### Records
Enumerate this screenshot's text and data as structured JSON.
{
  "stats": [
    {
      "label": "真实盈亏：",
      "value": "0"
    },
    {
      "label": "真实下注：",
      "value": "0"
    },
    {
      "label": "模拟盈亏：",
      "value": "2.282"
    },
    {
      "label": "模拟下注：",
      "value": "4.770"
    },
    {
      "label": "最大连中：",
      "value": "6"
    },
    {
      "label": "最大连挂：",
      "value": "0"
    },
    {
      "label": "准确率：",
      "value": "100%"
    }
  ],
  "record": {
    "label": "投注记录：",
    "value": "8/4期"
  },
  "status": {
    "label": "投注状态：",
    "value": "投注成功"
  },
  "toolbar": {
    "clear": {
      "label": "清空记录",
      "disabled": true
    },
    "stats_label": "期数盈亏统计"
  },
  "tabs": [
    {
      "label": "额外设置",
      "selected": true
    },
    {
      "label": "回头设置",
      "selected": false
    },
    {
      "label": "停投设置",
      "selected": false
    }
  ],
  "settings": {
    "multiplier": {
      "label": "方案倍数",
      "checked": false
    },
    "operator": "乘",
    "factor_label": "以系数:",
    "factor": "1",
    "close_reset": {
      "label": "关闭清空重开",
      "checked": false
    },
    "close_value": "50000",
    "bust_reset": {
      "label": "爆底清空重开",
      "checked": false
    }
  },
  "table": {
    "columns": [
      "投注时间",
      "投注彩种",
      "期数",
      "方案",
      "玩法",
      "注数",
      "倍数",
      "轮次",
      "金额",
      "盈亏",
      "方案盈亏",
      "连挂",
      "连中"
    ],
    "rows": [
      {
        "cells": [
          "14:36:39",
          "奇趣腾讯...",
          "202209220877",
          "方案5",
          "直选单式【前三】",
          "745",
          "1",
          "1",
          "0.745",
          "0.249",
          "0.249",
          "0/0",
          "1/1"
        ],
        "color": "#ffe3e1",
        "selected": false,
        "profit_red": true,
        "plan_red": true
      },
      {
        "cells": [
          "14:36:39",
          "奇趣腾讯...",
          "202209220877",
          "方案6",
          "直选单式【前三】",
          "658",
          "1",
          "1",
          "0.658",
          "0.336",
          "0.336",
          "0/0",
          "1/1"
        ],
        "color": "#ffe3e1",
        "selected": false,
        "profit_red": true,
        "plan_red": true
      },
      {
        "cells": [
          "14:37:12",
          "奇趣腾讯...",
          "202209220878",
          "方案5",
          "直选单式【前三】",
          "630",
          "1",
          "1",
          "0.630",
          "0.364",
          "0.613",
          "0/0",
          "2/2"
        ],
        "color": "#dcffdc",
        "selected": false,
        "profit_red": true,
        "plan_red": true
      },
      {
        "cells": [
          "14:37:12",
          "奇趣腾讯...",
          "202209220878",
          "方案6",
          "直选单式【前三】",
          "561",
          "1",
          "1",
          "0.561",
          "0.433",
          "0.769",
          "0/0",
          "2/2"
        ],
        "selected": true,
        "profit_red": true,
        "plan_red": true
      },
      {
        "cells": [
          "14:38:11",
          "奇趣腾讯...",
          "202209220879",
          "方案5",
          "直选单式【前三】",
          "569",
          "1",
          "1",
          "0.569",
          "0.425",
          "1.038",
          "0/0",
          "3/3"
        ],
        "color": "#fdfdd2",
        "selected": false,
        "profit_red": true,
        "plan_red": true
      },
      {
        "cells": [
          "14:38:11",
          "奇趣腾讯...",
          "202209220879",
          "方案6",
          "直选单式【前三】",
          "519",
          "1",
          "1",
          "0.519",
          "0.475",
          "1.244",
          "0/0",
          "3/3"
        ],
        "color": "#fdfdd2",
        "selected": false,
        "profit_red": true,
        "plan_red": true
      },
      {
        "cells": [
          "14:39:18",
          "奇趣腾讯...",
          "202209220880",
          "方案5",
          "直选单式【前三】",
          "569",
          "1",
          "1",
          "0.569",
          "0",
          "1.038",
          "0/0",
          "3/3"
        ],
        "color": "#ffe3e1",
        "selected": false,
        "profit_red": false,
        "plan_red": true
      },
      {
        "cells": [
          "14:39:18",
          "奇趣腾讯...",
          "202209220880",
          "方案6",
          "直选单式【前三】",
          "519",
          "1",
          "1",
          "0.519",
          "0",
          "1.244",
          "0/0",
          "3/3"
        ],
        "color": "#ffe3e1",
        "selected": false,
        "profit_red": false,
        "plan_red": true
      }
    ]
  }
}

### Description of the task
Give the material above again, word for word.

### Output
Enumerate this screenshot's text and data as structured JSON.
{
  "stats": [
    {
      "label": "真实盈亏：",
      "value": "0"
    },
    {
      "label": "真实下注：",
      "value": "0"
    },
    {
      "label": "模拟盈亏：",
      "value": "2.282"
    },
    {
      "label": "模拟下注：",
      "value": "4.770"
    },
    {
      "label": "最大连中：",
      "value": "6"
    },
    {
      "label": "最大连挂：",
      "value": "0"
    },
    {
      "label": "准确率：",
      "value": "100%"
    }
  ],
  "record": {
    "label": "投注记录：",
    "value": "8/4期"
  },
  "status": {
    "label": "投注状态：",
    "value": "投注成功"
  },
  "toolbar": {
    "clear": {
      "label": "清空记录",
      "disabled": true
    },
    "stats_label": "期数盈亏统计"
  },
  "tabs": [
    {
      "label": "额外设置",
      "selected": true
    },
    {
      "label": "回头设置",
      "selected": false
    },
    {
      "label": "停投设置",
      "selected": false
    }
  ],
  "settings": {
    "multiplier": {
      "label": "方案倍数",
      "checked": false
    },
    "operator": "乘",
    "factor_label": "以系数:",
    "factor": "1",
    "close_reset": {
      "label": "关闭清空重开",
      "checked": false
    },
    "close_value": "50000",
    "bust_reset": {
      "label": "爆底清空重开",
      "checked": false
    }
  },
  "table": {
    "columns": [
      "投注时间",
      "投注彩种",
      "期数",
      "方案",
      "玩法",
      "注数",
      "倍数",
      "轮次",
      "金额",
      "盈亏",
      "方案盈亏",
      "连挂",
      "连中"
    ],
    "rows": [
      {
        "cells": [
          "14:36:39",
          "奇趣腾讯...",
          "202209220877",
          "方案5",
          "直选单式【前三】",
          "745",
          "1",
          "1",
          "0.745",
          "0.249",
          "0.249",
          "0/0",
          "1/1"
        ],
        "color": "#ffe3e1",
        "selected": false,
        "profit_red": true,
        "plan_red": true
      },
      {
        "cells": [
          "14:36:39",
          "奇趣腾讯...",
          "202209220877",
          "方案6",
          "直选单式【前三】",
          "658",
          "1",
          "1",
          "0.658",
          "0.336",
          "0.336",
          "0/0",
          "1/1"
        ],
        "color": "#ffe3e1",
        "selected": false,
        "profit_red": true,
        "plan_red": true
      },
      {
        "cells": [
          "14:37:12",
          "奇趣腾讯...",
          "202209220878",
          "方案5",
          "直选单式【前三】",
          "630",
          "1",
          "1",
          "0.630",
          "0.364",
          "0.613",
          "0/0",
          "2/2"
        ],
        "color": "#dcffdc",
        "selected": false,
        "profit_red": true,
        "plan_red": true
      },
      {
        "cells": [
          "14:37:12",
          "奇趣腾讯...",
          "202209220878",
          "方案6",
          "直选单式【前三】",
          "561",
          "1",
          "1",
          "0.561",
          "0.433",
          "0.769",
          "0/0",
          "2/2"
        ],
        "selected": true,
        "profit_red": true,
        "plan_red": true
      },
      {
        "cells": [
          "14:38:11",
          "奇趣腾讯...",
          "202209220879",
          "方案5",
          "直选单式【前三】",
          "569",
          "1",
          "1",
          "0.569",
          "0.425",
          "1.038",
          "0/0",
          "3/3"
        ],
        "color": "#fdfdd2",
        "selected": false,
        "profit_red": true,
        "plan_red": true
      },
      {
        "cells": [
          "14:38:11",
          "奇趣腾讯...",
          "202209220879",
          "方案6",
          "直选单式【前三】",
          "519",
          "1",
          "1",
          "0.519",
          "0.475",
          "1.244",
          "0/0",
          "3/3"
        ],
        "color": "#fdfdd2",
        "selected": false,
        "profit_red": true,
        "plan_red": true
      },
      {
        "cells": [
          "14:39:18",
          "奇趣腾讯...",
          "202209220880",
          "方案5",
          "直选单式【前三】",
          "569",
          "1",
          "1",
          "0.569",
          "0",
          "1.038",
          "0/0",
          "3/3"
        ],
        "color": "#ffe3e1",
        "selected": false,
        "profit_red": false,
        "plan_red": true
      },
      {
        "cells": [
          "14:39:18",
          "奇趣腾讯...",
          "202209220880",
          "方案6",
          "直选单式【前三】",
          "519",
          "1",
          "1",
          "0.519",
          "0",
          "1.244",
          "0/0",
          "3/3"
        ],
        "color": "#ffe3e1",
        "selected": false,
        "profit_red": false,
        "plan_red": true
      }
    ]
  }
}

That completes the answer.